-- Written request --
Reproduce every line of the listing as written, apart from the pictures.

-- Information given --
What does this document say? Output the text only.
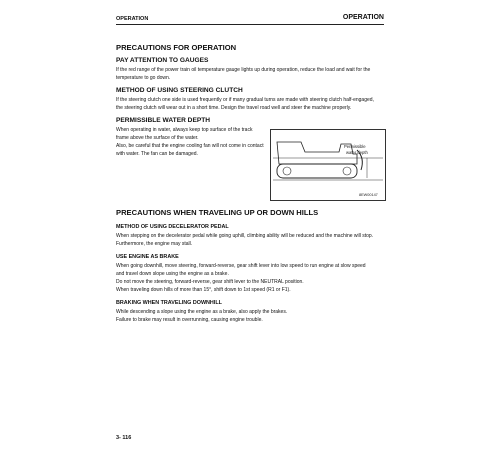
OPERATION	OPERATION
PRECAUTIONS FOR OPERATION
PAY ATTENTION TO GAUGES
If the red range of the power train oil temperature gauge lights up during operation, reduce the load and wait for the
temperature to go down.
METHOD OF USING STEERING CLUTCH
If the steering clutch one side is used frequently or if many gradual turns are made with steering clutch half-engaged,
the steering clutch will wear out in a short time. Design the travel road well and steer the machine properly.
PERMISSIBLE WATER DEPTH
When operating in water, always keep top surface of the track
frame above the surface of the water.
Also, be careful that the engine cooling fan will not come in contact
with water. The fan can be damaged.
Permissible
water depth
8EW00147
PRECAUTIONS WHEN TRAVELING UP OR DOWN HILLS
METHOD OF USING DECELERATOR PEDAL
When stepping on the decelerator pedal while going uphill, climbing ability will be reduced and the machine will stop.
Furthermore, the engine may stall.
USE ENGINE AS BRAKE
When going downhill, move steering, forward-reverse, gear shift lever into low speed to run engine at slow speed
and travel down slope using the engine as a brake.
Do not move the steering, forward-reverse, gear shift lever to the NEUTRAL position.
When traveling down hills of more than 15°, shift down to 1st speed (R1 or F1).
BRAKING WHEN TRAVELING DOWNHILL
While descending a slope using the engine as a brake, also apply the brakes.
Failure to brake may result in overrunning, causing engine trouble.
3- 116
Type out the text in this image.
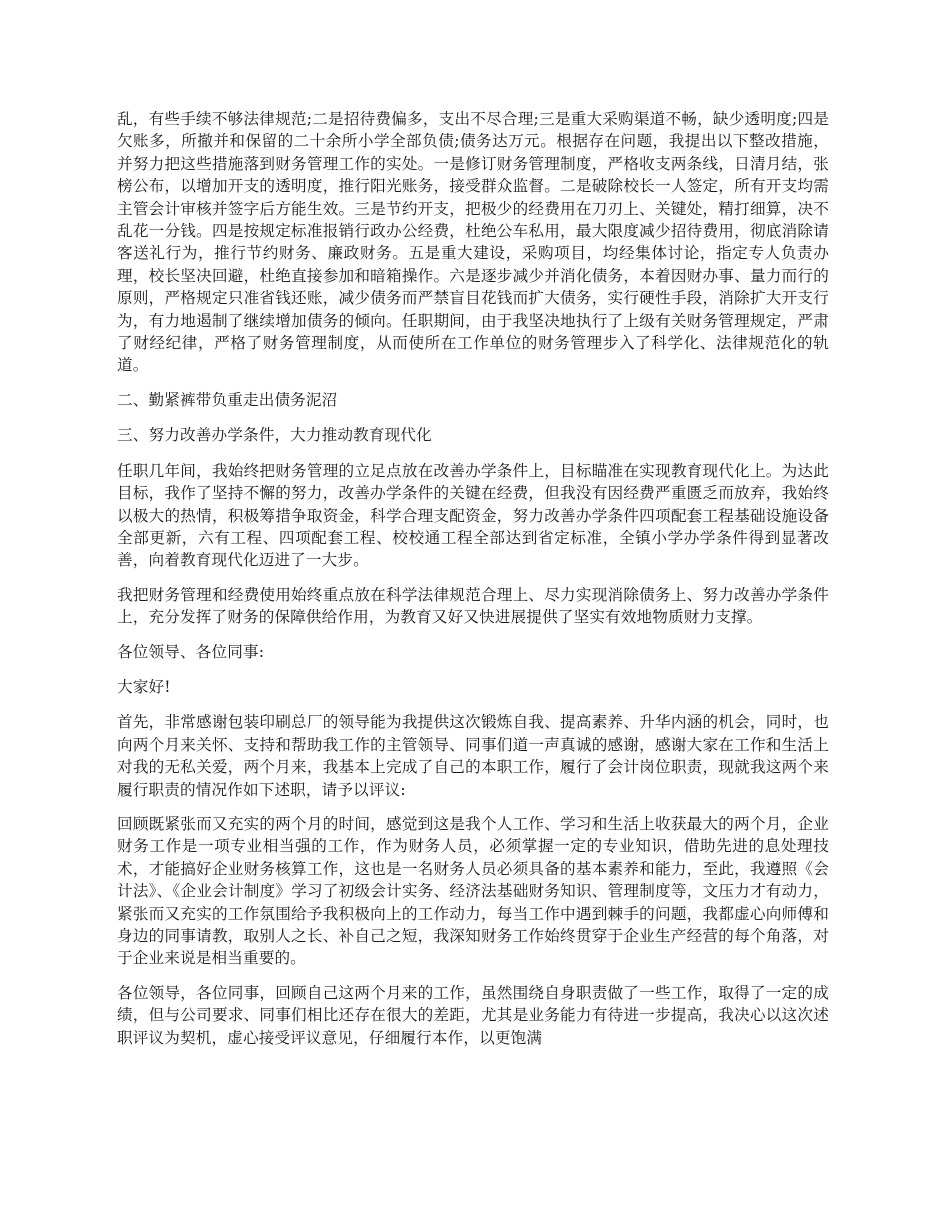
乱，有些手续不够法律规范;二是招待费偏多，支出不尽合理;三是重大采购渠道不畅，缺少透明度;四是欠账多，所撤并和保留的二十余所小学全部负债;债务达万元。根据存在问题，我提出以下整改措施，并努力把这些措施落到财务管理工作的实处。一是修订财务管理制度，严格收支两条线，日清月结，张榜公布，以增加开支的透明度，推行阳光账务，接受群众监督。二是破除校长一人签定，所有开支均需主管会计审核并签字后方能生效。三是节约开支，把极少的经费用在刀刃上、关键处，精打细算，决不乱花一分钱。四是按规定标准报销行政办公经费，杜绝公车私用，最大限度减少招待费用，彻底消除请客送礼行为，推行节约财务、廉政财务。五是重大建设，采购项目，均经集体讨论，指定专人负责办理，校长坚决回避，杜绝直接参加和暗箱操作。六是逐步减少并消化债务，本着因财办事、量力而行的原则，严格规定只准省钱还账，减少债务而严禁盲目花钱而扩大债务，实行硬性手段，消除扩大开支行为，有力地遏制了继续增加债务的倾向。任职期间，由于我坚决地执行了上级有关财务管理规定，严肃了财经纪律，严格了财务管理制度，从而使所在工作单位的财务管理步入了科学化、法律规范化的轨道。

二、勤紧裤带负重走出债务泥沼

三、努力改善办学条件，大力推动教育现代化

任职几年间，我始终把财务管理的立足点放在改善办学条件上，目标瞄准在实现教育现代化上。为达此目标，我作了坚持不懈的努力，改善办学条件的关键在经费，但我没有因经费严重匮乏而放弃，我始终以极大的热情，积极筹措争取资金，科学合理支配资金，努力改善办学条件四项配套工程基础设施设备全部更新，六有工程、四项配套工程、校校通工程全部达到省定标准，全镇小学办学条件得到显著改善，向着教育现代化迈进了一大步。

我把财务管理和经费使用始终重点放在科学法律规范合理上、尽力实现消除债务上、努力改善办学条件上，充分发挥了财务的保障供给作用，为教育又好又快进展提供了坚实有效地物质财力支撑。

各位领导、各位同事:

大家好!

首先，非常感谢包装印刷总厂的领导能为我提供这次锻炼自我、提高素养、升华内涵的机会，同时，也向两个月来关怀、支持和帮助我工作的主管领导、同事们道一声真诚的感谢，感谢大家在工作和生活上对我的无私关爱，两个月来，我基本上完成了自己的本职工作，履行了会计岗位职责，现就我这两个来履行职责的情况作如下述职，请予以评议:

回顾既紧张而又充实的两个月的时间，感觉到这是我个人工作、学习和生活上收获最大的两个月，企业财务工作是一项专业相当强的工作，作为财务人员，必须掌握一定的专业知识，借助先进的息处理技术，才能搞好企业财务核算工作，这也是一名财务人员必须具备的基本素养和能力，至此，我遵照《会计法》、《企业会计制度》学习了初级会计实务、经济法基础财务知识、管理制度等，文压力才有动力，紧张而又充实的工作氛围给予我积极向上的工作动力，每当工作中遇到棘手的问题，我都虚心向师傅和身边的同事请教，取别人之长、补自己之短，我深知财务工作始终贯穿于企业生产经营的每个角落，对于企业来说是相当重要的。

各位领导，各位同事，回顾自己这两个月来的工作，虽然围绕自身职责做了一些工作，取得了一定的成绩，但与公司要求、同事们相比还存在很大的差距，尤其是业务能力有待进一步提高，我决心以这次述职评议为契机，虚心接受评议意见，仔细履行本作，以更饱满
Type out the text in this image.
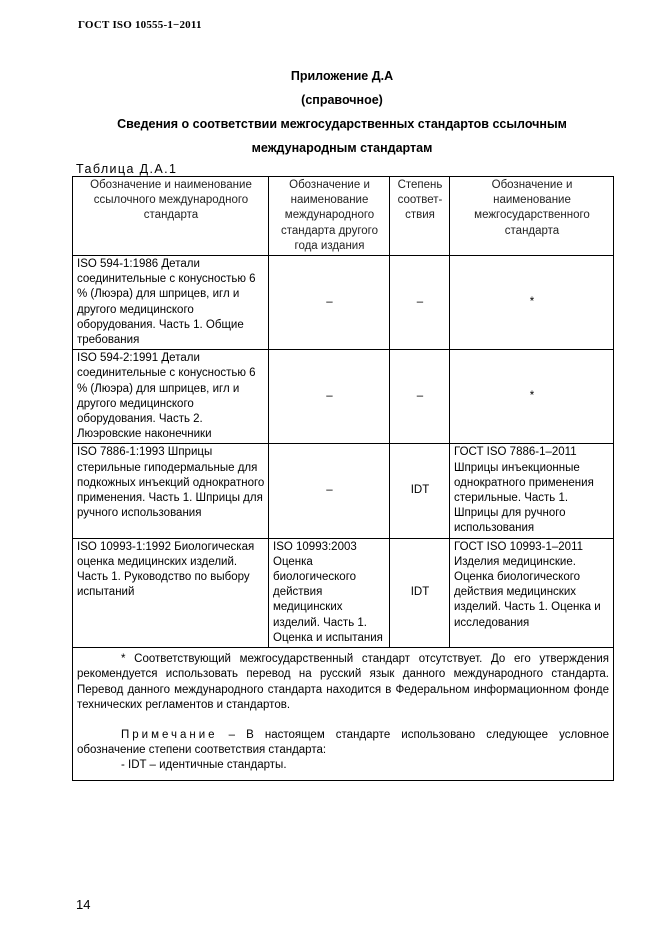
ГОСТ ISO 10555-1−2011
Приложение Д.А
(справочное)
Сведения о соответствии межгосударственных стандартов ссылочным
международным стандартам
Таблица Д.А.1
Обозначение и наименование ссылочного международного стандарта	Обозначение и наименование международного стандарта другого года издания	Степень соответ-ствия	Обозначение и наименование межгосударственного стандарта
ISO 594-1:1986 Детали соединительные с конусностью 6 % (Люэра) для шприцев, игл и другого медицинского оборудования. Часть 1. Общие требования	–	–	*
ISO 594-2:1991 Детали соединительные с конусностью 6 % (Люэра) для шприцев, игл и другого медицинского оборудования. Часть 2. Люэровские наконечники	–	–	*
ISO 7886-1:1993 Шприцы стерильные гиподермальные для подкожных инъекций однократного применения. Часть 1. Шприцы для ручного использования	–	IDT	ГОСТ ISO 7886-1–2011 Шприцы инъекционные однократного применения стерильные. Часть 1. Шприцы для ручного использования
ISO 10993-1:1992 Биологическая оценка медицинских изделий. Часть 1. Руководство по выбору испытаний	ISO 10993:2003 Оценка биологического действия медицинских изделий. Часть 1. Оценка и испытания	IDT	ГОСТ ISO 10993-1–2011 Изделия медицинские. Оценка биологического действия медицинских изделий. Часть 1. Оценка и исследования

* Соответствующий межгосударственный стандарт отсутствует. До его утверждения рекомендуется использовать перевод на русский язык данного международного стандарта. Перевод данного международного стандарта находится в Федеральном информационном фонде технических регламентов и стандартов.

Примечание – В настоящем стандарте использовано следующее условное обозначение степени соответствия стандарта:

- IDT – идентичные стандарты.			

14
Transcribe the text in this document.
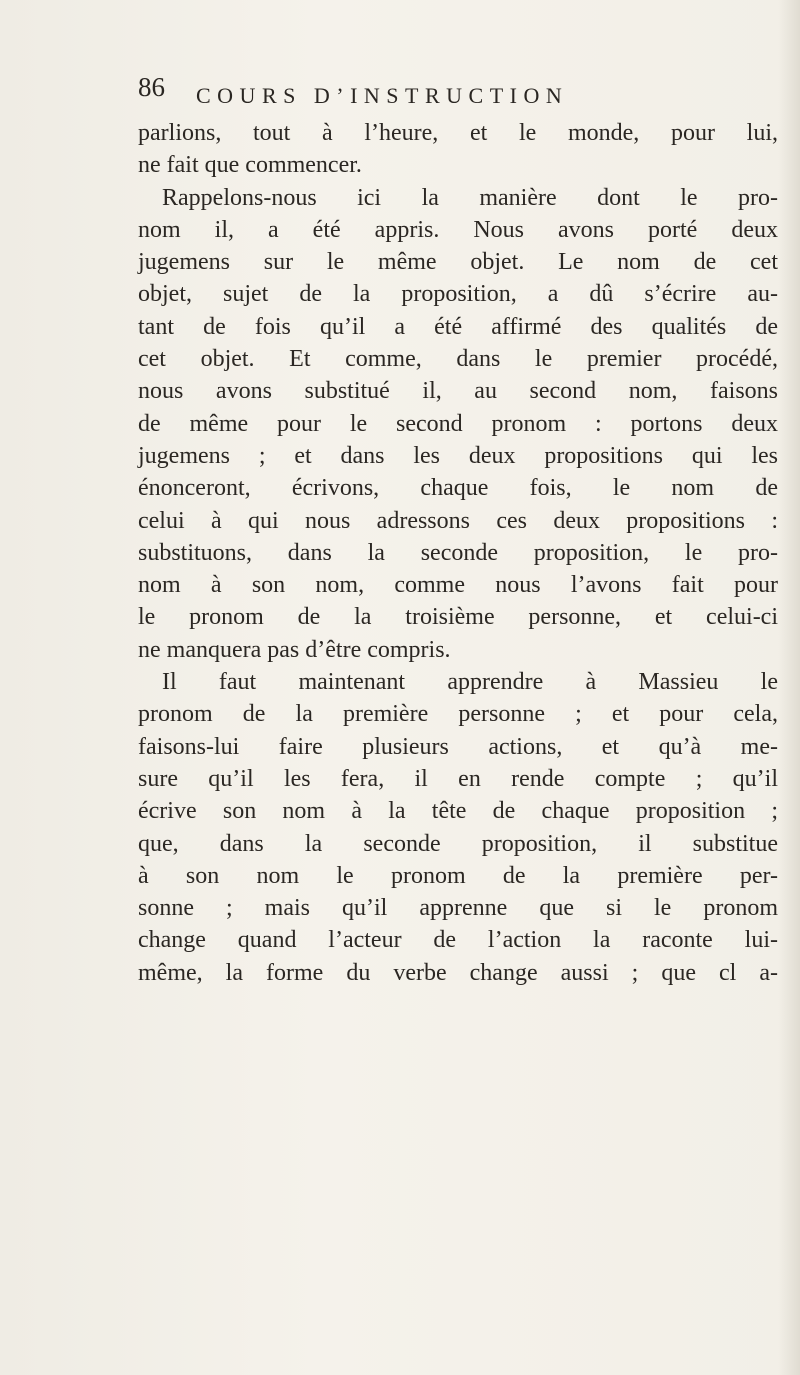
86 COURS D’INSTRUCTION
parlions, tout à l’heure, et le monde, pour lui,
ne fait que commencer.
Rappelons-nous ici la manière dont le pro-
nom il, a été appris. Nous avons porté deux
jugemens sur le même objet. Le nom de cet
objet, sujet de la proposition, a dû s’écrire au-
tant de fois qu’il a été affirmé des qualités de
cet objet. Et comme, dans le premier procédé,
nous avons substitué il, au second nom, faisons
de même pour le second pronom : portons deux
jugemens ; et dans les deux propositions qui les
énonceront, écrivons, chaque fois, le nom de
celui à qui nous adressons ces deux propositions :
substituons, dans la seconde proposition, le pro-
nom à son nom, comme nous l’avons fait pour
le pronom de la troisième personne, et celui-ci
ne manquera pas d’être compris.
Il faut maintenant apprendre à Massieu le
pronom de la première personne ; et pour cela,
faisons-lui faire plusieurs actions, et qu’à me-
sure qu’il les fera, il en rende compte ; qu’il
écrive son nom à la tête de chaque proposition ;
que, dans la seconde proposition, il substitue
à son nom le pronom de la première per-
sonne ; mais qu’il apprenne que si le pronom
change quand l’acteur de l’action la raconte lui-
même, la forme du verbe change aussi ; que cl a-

-- Task result --
What does this document say? Output the text only.
OPERATION	OPERATION
PRECAUTIONS FOR OPERATION
PAY ATTENTION TO GAUGES
If the red range of the power train oil temperature gauge lights up during operation, reduce the load and wait for the
temperature to go down.
METHOD OF USING STEERING CLUTCH
If the steering clutch one side is used frequently or if many gradual turns are made with steering clutch half-engaged,
the steering clutch will wear out in a short time. Design the travel road well and steer the machine properly.
PERMISSIBLE WATER DEPTH
When operating in water, always keep top surface of the track
frame above the surface of the water.
Also, be careful that the engine cooling fan will not come in contact
with water. The fan can be damaged.
Permissible
water depth
8EW00147
PRECAUTIONS WHEN TRAVELING UP OR DOWN HILLS
METHOD OF USING DECELERATOR PEDAL
When stepping on the decelerator pedal while going uphill, climbing ability will be reduced and the machine will stop.
Furthermore, the engine may stall.
USE ENGINE AS BRAKE
When going downhill, move steering, forward-reverse, gear shift lever into low speed to run engine at slow speed
and travel down slope using the engine as a brake.
Do not move the steering, forward-reverse, gear shift lever to the NEUTRAL position.
When traveling down hills of more than 15°, shift down to 1st speed (R1 or F1).
BRAKING WHEN TRAVELING DOWNHILL
While descending a slope using the engine as a brake, also apply the brakes.
Failure to brake may result in overrunning, causing engine trouble.
3- 116
Type out the text in this image.
乱，有些手续不够法律规范;二是招待费偏多，支出不尽合理;三是重大采购渠道不畅，缺少透明度;四是欠账多，所撤并和保留的二十余所小学全部负债;债务达万元。根据存在问题，我提出以下整改措施，并努力把这些措施落到财务管理工作的实处。一是修订财务管理制度，严格收支两条线，日清月结，张榜公布，以增加开支的透明度，推行阳光账务，接受群众监督。二是破除校长一人签定，所有开支均需主管会计审核并签字后方能生效。三是节约开支，把极少的经费用在刀刃上、关键处，精打细算，决不乱花一分钱。四是按规定标准报销行政办公经费，杜绝公车私用，最大限度减少招待费用，彻底消除请客送礼行为，推行节约财务、廉政财务。五是重大建设，采购项目，均经集体讨论，指定专人负责办理，校长坚决回避，杜绝直接参加和暗箱操作。六是逐步减少并消化债务，本着因财办事、量力而行的原则，严格规定只准省钱还账，减少债务而严禁盲目花钱而扩大债务，实行硬性手段，消除扩大开支行为，有力地遏制了继续增加债务的倾向。任职期间，由于我坚决地执行了上级有关财务管理规定，严肃了财经纪律，严格了财务管理制度，从而使所在工作单位的财务管理步入了科学化、法律规范化的轨道。

二、勤紧裤带负重走出债务泥沼

三、努力改善办学条件，大力推动教育现代化

任职几年间，我始终把财务管理的立足点放在改善办学条件上，目标瞄准在实现教育现代化上。为达此目标，我作了坚持不懈的努力，改善办学条件的关键在经费，但我没有因经费严重匮乏而放弃，我始终以极大的热情，积极筹措争取资金，科学合理支配资金，努力改善办学条件四项配套工程基础设施设备全部更新，六有工程、四项配套工程、校校通工程全部达到省定标准，全镇小学办学条件得到显著改善，向着教育现代化迈进了一大步。

我把财务管理和经费使用始终重点放在科学法律规范合理上、尽力实现消除债务上、努力改善办学条件上，充分发挥了财务的保障供给作用，为教育又好又快进展提供了坚实有效地物质财力支撑。

各位领导、各位同事:

大家好!

首先，非常感谢包装印刷总厂的领导能为我提供这次锻炼自我、提高素养、升华内涵的机会，同时，也向两个月来关怀、支持和帮助我工作的主管领导、同事们道一声真诚的感谢，感谢大家在工作和生活上对我的无私关爱，两个月来，我基本上完成了自己的本职工作，履行了会计岗位职责，现就我这两个来履行职责的情况作如下述职，请予以评议:

回顾既紧张而又充实的两个月的时间，感觉到这是我个人工作、学习和生活上收获最大的两个月，企业财务工作是一项专业相当强的工作，作为财务人员，必须掌握一定的专业知识，借助先进的息处理技术，才能搞好企业财务核算工作，这也是一名财务人员必须具备的基本素养和能力，至此，我遵照《会计法》、《企业会计制度》学习了初级会计实务、经济法基础财务知识、管理制度等，文压力才有动力，紧张而又充实的工作氛围给予我积极向上的工作动力，每当工作中遇到棘手的问题，我都虚心向师傅和身边的同事请教，取别人之长、补自己之短，我深知财务工作始终贯穿于企业生产经营的每个角落，对于企业来说是相当重要的。

各位领导，各位同事，回顾自己这两个月来的工作，虽然围绕自身职责做了一些工作，取得了一定的成绩，但与公司要求、同事们相比还存在很大的差距，尤其是业务能力有待进一步提高，我决心以这次述职评议为契机，虚心接受评议意见，仔细履行本作，以更饱满
Type out the text in this image.
ГОСТ ISO 10555-1−2011
Приложение Д.А
(справочное)
Сведения о соответствии межгосударственных стандартов ссылочным
международным стандартам
Таблица Д.А.1
Обозначение и наименование ссылочного международного стандарта	Обозначение и наименование международного стандарта другого года издания	Степень соответ-ствия	Обозначение и наименование межгосударственного стандарта
ISO 594-1:1986 Детали соединительные с конусностью 6 % (Люэра) для шприцев, игл и другого медицинского оборудования. Часть 1. Общие требования	–	–	*
ISO 594-2:1991 Детали соединительные с конусностью 6 % (Люэра) для шприцев, игл и другого медицинского оборудования. Часть 2. Люэровские наконечники	–	–	*
ISO 7886-1:1993 Шприцы стерильные гиподермальные для подкожных инъекций однократного применения. Часть 1. Шприцы для ручного использования	–	IDT	ГОСТ ISO 7886-1–2011 Шприцы инъекционные однократного применения стерильные. Часть 1. Шприцы для ручного использования
ISO 10993-1:1992 Биологическая оценка медицинских изделий. Часть 1. Руководство по выбору испытаний	ISO 10993:2003 Оценка биологического действия медицинских изделий. Часть 1. Оценка и испытания	IDT	ГОСТ ISO 10993-1–2011 Изделия медицинские. Оценка биологического действия медицинских изделий. Часть 1. Оценка и исследования

* Соответствующий межгосударственный стандарт отсутствует. До его утверждения рекомендуется использовать перевод на русский язык данного международного стандарта. Перевод данного международного стандарта находится в Федеральном информационном фонде технических регламентов и стандартов.

Примечание – В настоящем стандарте использовано следующее условное обозначение степени соответствия стандарта:

- IDT – идентичные стандарты.			

14
Transcribe the text in this document.
86 COURS D’INSTRUCTION
parlions, tout à l’heure, et le monde, pour lui,
ne fait que commencer.
Rappelons-nous ici la manière dont le pro-
nom il, a été appris. Nous avons porté deux
jugemens sur le même objet. Le nom de cet
objet, sujet de la proposition, a dû s’écrire au-
tant de fois qu’il a été affirmé des qualités de
cet objet. Et comme, dans le premier procédé,
nous avons substitué il, au second nom, faisons
de même pour le second pronom : portons deux
jugemens ; et dans les deux propositions qui les
énonceront, écrivons, chaque fois, le nom de
celui à qui nous adressons ces deux propositions :
substituons, dans la seconde proposition, le pro-
nom à son nom, comme nous l’avons fait pour
le pronom de la troisième personne, et celui-ci
ne manquera pas d’être compris.
Il faut maintenant apprendre à Massieu le
pronom de la première personne ; et pour cela,
faisons-lui faire plusieurs actions, et qu’à me-
sure qu’il les fera, il en rende compte ; qu’il
écrive son nom à la tête de chaque proposition ;
que, dans la seconde proposition, il substitue
à son nom le pronom de la première per-
sonne ; mais qu’il apprenne que si le pronom
change quand l’acteur de l’action la raconte lui-
même, la forme du verbe change aussi ; que cl a-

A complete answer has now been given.